● Requirements: Your task is to print all of the material verbatim.

— start Information provided —

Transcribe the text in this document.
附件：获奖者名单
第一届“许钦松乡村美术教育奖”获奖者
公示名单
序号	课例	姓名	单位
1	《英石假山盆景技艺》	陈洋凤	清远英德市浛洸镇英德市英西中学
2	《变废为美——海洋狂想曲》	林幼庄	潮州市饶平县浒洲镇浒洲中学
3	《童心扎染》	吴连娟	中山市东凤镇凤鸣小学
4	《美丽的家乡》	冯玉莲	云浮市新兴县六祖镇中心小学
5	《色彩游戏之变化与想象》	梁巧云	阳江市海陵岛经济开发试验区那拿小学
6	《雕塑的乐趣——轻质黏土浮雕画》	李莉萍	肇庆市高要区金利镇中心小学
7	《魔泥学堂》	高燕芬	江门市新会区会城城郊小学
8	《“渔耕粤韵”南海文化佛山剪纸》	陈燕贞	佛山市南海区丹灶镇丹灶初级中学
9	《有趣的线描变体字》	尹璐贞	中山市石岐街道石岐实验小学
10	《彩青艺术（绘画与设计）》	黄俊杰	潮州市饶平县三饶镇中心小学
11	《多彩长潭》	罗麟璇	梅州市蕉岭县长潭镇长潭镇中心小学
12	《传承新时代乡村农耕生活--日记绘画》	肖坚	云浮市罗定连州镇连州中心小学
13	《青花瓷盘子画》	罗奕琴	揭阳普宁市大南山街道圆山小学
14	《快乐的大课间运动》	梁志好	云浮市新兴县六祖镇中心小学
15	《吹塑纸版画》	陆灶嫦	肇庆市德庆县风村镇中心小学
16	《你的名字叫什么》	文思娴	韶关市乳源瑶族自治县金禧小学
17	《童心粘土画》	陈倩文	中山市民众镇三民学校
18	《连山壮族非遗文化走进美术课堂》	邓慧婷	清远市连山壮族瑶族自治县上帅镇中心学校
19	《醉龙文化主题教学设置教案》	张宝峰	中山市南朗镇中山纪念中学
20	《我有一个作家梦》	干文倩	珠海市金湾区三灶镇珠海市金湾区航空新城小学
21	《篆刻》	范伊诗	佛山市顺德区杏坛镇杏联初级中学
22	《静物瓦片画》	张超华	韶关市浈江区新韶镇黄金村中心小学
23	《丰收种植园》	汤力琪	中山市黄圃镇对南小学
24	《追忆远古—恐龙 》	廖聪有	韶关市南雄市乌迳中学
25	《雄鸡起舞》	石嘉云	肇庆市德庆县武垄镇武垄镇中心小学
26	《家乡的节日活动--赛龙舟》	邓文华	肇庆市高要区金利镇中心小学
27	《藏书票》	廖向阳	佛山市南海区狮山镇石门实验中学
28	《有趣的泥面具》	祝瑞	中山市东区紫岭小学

— end Information provided —

● Exercise output:
Transcribe the text in this document.
附件：获奖者名单
第一届“许钦松乡村美术教育奖”获奖者
公示名单
序号	课例	姓名	单位
1	《英石假山盆景技艺》	陈洋凤	清远英德市浛洸镇英德市英西中学
2	《变废为美——海洋狂想曲》	林幼庄	潮州市饶平县浒洲镇浒洲中学
3	《童心扎染》	吴连娟	中山市东凤镇凤鸣小学
4	《美丽的家乡》	冯玉莲	云浮市新兴县六祖镇中心小学
5	《色彩游戏之变化与想象》	梁巧云	阳江市海陵岛经济开发试验区那拿小学
6	《雕塑的乐趣——轻质黏土浮雕画》	李莉萍	肇庆市高要区金利镇中心小学
7	《魔泥学堂》	高燕芬	江门市新会区会城城郊小学
8	《“渔耕粤韵”南海文化佛山剪纸》	陈燕贞	佛山市南海区丹灶镇丹灶初级中学
9	《有趣的线描变体字》	尹璐贞	中山市石岐街道石岐实验小学
10	《彩青艺术（绘画与设计）》	黄俊杰	潮州市饶平县三饶镇中心小学
11	《多彩长潭》	罗麟璇	梅州市蕉岭县长潭镇长潭镇中心小学
12	《传承新时代乡村农耕生活--日记绘画》	肖坚	云浮市罗定连州镇连州中心小学
13	《青花瓷盘子画》	罗奕琴	揭阳普宁市大南山街道圆山小学
14	《快乐的大课间运动》	梁志好	云浮市新兴县六祖镇中心小学
15	《吹塑纸版画》	陆灶嫦	肇庆市德庆县风村镇中心小学
16	《你的名字叫什么》	文思娴	韶关市乳源瑶族自治县金禧小学
17	《童心粘土画》	陈倩文	中山市民众镇三民学校
18	《连山壮族非遗文化走进美术课堂》	邓慧婷	清远市连山壮族瑶族自治县上帅镇中心学校
19	《醉龙文化主题教学设置教案》	张宝峰	中山市南朗镇中山纪念中学
20	《我有一个作家梦》	干文倩	珠海市金湾区三灶镇珠海市金湾区航空新城小学
21	《篆刻》	范伊诗	佛山市顺德区杏坛镇杏联初级中学
22	《静物瓦片画》	张超华	韶关市浈江区新韶镇黄金村中心小学
23	《丰收种植园》	汤力琪	中山市黄圃镇对南小学
24	《追忆远古—恐龙 》	廖聪有	韶关市南雄市乌迳中学
25	《雄鸡起舞》	石嘉云	肇庆市德庆县武垄镇武垄镇中心小学
26	《家乡的节日活动--赛龙舟》	邓文华	肇庆市高要区金利镇中心小学
27	《藏书票》	廖向阳	佛山市南海区狮山镇石门实验中学
28	《有趣的泥面具》	祝瑞	中山市东区紫岭小学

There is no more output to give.